(Extracted records)
|---|

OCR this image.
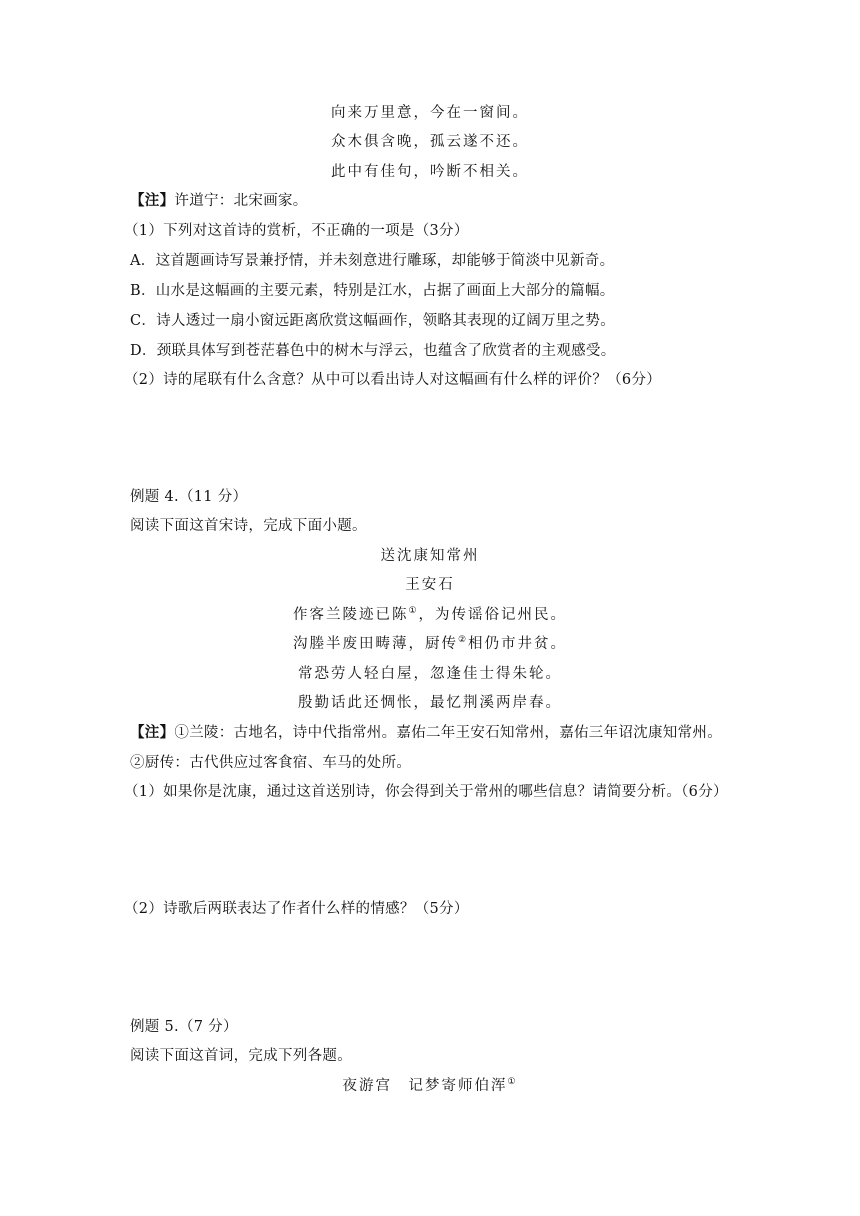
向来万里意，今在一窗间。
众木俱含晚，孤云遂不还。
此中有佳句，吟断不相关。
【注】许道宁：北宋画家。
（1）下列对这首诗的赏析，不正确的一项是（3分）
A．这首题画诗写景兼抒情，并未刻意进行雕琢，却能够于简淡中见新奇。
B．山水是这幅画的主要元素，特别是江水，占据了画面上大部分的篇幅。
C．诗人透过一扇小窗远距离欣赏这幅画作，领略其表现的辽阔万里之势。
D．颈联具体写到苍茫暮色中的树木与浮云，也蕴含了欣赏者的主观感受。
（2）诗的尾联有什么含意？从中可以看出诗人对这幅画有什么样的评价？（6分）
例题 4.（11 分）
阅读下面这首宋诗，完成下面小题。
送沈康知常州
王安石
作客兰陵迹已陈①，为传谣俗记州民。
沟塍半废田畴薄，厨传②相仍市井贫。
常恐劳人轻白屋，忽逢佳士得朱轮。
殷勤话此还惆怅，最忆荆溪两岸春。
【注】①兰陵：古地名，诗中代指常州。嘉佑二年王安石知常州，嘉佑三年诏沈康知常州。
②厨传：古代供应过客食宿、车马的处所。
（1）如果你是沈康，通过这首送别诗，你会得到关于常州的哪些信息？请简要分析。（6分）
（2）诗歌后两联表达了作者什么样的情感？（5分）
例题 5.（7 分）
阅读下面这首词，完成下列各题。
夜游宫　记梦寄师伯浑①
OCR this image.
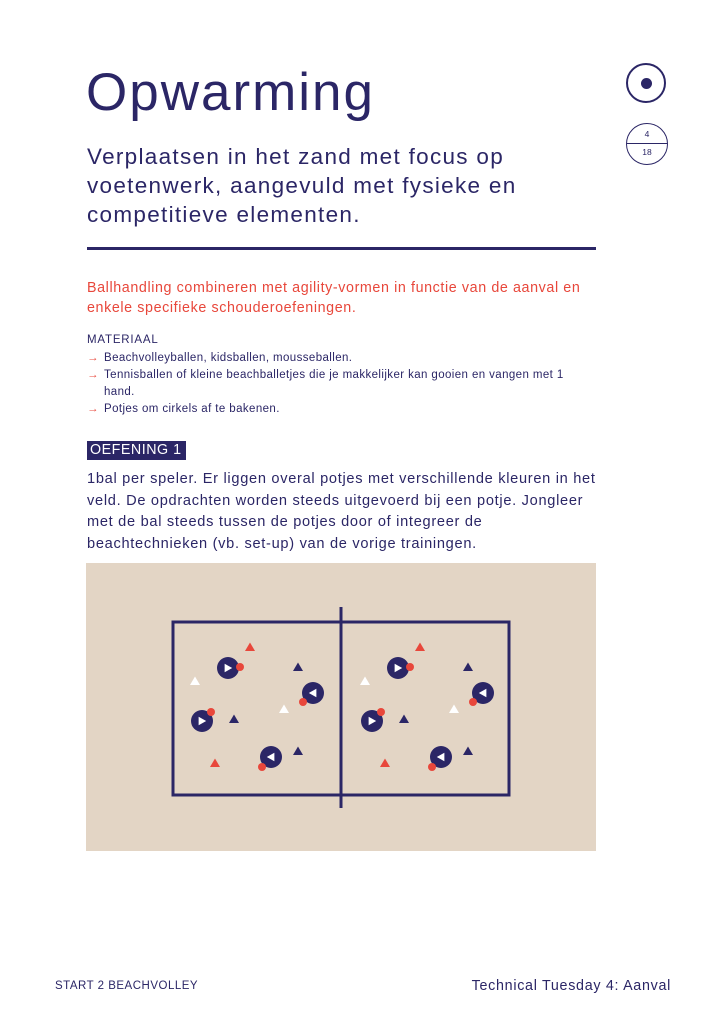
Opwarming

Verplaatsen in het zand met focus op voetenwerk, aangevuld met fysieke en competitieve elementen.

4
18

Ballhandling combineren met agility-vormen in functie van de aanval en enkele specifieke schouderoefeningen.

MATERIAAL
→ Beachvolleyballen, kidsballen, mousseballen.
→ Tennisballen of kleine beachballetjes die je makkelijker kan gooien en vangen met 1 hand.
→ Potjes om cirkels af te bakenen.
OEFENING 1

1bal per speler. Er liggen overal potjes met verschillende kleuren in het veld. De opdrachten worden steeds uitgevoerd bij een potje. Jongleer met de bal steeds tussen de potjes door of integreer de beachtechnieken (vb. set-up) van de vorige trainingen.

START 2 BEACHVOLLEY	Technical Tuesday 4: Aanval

|---|

- [Goal]:
Leave out the pictures, and give all the records again exactly.

- [Result below]:
OCR this image.
向来万里意，今在一窗间。
众木俱含晚，孤云遂不还。
此中有佳句，吟断不相关。
【注】许道宁：北宋画家。
（1）下列对这首诗的赏析，不正确的一项是（3分）
A．这首题画诗写景兼抒情，并未刻意进行雕琢，却能够于简淡中见新奇。
B．山水是这幅画的主要元素，特别是江水，占据了画面上大部分的篇幅。
C．诗人透过一扇小窗远距离欣赏这幅画作，领略其表现的辽阔万里之势。
D．颈联具体写到苍茫暮色中的树木与浮云，也蕴含了欣赏者的主观感受。
（2）诗的尾联有什么含意？从中可以看出诗人对这幅画有什么样的评价？（6分）
例题 4.（11 分）
阅读下面这首宋诗，完成下面小题。
送沈康知常州
王安石
作客兰陵迹已陈①，为传谣俗记州民。
沟塍半废田畴薄，厨传②相仍市井贫。
常恐劳人轻白屋，忽逢佳士得朱轮。
殷勤话此还惆怅，最忆荆溪两岸春。
【注】①兰陵：古地名，诗中代指常州。嘉佑二年王安石知常州，嘉佑三年诏沈康知常州。
②厨传：古代供应过客食宿、车马的处所。
（1）如果你是沈康，通过这首送别诗，你会得到关于常州的哪些信息？请简要分析。（6分）
（2）诗歌后两联表达了作者什么样的情感？（5分）
例题 5.（7 分）
阅读下面这首词，完成下列各题。
夜游宫　记梦寄师伯浑①
OCR this image.
Opwarming

Verplaatsen in het zand met focus op voetenwerk, aangevuld met fysieke en competitieve elementen.

4
18

Ballhandling combineren met agility-vormen in functie van de aanval en enkele specifieke schouderoefeningen.

MATERIAAL
→ Beachvolleyballen, kidsballen, mousseballen.
→ Tennisballen of kleine beachballetjes die je makkelijker kan gooien en vangen met 1 hand.
→ Potjes om cirkels af te bakenen.
OEFENING 1

1bal per speler. Er liggen overal potjes met verschillende kleuren in het veld. De opdrachten worden steeds uitgevoerd bij een potje. Jongleer met de bal steeds tussen de potjes door of integreer de beachtechnieken (vb. set-up) van de vorige trainingen.

START 2 BEACHVOLLEY	Technical Tuesday 4: Aanval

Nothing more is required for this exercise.